(Data items)
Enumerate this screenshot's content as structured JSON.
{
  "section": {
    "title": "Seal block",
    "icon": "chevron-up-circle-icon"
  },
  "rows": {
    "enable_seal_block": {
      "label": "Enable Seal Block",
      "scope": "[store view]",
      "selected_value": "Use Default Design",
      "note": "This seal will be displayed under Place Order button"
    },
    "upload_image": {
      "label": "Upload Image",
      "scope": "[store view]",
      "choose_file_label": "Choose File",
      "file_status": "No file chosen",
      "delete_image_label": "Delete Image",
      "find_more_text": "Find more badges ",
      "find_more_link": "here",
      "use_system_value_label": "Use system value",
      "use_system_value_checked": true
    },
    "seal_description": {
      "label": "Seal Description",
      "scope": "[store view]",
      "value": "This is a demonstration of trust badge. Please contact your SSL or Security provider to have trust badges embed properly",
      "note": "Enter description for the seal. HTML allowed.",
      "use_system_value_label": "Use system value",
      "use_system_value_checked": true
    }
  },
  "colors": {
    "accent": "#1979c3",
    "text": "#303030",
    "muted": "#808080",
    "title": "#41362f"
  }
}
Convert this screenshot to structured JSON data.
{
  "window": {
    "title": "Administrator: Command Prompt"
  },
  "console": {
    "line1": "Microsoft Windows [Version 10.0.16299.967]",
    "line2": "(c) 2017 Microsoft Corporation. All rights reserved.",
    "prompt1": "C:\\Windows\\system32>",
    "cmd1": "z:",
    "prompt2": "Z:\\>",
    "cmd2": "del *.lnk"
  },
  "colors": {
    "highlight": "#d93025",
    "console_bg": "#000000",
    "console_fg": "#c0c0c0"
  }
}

* **THE REQUEST**
Look over the records above and copy each line that includes the string "screenshot".

* **OUTPUT FOR THIS EXERCISE**
Enumerate this screenshot's content as structured JSON.
Convert this screenshot to structured JSON data.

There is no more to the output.